Problem: How many lines of the data contain the word "Christ"? Give only that number.

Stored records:
────────
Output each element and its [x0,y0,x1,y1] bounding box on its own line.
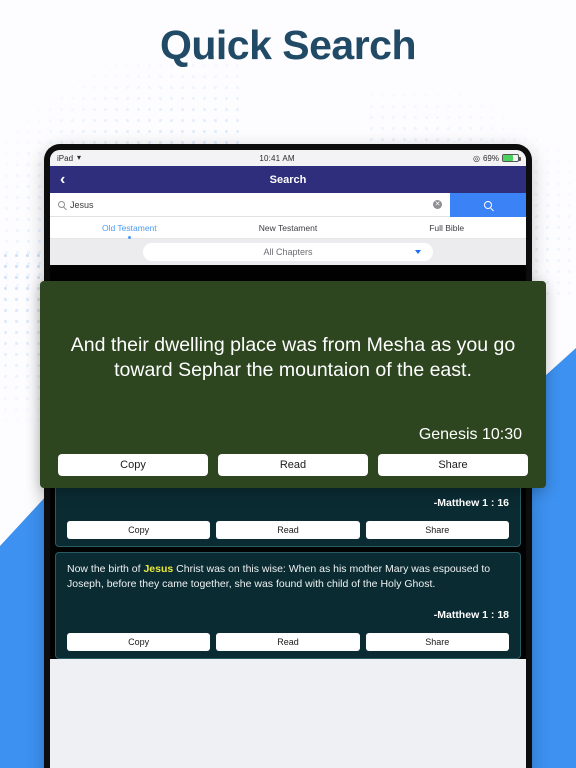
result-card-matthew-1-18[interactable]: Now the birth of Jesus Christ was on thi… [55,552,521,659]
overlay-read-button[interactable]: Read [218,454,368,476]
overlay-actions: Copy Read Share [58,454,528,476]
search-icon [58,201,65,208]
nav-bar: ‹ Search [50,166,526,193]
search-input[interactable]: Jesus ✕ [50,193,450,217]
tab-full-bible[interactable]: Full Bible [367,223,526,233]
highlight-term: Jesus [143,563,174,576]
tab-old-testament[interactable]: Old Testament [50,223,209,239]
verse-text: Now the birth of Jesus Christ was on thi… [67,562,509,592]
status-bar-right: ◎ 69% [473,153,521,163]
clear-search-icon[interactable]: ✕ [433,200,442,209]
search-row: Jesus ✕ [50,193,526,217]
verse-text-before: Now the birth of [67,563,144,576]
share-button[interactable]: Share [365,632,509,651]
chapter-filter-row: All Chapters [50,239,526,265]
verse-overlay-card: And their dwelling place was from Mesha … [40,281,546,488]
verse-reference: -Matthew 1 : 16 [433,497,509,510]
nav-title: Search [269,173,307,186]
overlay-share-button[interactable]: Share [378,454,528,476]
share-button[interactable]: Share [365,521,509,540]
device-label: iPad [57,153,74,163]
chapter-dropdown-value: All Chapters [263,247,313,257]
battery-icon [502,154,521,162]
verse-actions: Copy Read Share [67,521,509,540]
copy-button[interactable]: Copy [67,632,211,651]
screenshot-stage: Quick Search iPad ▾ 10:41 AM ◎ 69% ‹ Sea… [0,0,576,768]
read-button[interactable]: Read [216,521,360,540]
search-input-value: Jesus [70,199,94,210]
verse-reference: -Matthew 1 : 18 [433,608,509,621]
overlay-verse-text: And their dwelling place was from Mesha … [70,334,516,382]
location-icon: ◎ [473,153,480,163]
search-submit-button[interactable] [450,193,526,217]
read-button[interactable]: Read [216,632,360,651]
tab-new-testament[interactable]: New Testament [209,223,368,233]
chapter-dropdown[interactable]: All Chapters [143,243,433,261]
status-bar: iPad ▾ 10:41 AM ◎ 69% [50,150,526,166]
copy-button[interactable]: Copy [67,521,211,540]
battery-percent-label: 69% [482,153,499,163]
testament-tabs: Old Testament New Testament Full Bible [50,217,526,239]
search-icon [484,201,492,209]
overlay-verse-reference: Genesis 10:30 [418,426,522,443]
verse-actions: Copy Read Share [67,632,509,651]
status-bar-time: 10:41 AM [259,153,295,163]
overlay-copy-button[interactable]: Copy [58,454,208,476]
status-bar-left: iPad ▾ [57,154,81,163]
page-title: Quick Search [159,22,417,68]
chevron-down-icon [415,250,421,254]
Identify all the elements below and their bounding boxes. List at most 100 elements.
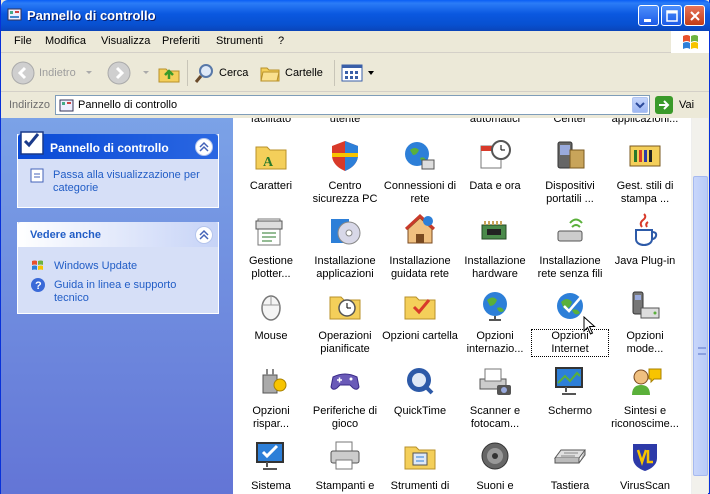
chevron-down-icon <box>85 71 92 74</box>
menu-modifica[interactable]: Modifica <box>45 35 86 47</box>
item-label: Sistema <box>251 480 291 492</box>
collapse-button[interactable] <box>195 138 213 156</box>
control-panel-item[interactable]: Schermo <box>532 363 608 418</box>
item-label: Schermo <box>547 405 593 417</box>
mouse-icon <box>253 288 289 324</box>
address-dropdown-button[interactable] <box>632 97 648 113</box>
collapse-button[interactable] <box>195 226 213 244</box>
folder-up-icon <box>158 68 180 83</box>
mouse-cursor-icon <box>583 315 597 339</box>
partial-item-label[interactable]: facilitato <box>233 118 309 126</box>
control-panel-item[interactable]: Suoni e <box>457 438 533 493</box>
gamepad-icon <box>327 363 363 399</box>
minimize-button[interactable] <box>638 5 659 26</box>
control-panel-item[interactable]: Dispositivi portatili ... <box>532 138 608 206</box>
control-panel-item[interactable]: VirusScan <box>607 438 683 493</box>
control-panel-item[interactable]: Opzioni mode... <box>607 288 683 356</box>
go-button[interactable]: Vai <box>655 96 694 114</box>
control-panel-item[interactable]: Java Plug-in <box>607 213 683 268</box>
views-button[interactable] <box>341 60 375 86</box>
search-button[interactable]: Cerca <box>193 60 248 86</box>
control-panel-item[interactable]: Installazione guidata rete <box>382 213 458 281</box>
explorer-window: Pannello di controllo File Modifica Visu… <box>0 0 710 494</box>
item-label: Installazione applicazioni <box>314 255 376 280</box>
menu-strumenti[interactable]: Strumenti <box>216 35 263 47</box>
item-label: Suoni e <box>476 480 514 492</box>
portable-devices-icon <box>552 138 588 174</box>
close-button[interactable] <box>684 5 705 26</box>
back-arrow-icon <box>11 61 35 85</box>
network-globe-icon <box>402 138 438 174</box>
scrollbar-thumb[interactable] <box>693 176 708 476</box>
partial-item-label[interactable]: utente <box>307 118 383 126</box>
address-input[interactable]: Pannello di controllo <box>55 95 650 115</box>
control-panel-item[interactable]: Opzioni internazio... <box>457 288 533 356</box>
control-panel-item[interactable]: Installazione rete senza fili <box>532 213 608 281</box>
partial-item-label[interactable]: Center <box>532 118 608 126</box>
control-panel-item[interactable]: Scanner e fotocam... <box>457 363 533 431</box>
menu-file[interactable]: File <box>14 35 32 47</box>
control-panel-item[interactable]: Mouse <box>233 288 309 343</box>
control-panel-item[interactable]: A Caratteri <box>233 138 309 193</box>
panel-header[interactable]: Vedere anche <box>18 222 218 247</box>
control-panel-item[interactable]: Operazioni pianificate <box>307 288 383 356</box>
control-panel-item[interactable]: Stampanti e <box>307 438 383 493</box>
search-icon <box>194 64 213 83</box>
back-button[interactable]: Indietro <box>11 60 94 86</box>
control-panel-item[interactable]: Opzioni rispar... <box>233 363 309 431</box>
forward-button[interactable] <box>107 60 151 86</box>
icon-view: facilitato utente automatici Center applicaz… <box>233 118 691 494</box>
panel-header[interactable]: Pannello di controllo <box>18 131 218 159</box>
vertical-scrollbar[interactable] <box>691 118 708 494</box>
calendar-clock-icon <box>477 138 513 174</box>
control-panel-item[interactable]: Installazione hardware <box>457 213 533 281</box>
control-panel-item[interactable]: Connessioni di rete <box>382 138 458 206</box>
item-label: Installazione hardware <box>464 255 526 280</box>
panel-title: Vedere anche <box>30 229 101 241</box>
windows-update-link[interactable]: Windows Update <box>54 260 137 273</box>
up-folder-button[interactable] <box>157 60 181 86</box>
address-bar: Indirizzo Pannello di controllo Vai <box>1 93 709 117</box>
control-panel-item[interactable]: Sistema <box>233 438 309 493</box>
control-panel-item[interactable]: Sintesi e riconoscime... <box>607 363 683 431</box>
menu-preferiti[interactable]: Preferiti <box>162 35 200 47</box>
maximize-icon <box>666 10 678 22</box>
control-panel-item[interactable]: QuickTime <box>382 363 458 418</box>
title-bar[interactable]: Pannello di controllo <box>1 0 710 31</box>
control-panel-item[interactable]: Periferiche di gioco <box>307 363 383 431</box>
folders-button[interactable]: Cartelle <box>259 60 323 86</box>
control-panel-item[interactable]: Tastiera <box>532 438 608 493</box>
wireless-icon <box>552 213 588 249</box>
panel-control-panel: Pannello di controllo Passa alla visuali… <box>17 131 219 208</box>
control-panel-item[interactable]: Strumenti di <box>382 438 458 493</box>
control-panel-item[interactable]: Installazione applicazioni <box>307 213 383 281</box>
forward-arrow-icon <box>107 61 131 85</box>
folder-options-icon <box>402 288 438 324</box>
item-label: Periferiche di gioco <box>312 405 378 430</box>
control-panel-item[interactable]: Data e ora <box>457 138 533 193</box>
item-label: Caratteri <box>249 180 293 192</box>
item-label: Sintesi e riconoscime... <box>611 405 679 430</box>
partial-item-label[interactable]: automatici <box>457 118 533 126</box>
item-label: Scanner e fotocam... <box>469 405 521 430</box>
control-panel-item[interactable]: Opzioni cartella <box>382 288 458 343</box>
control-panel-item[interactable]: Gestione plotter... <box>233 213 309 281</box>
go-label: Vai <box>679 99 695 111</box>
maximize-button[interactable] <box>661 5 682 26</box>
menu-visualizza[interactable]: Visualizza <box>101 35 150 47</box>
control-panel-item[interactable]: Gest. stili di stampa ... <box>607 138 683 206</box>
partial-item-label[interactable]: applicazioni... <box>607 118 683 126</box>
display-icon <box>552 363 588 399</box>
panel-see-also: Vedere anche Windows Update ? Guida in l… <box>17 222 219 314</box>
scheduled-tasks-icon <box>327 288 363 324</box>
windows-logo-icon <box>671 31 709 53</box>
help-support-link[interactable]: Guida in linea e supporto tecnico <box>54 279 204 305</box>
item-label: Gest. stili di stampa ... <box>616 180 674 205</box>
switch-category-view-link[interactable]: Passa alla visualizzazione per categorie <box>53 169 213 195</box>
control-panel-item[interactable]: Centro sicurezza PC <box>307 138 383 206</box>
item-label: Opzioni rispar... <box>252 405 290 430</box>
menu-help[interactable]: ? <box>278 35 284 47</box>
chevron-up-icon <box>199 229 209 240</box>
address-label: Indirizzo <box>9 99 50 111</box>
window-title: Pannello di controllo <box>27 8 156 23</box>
────────
The answer: 2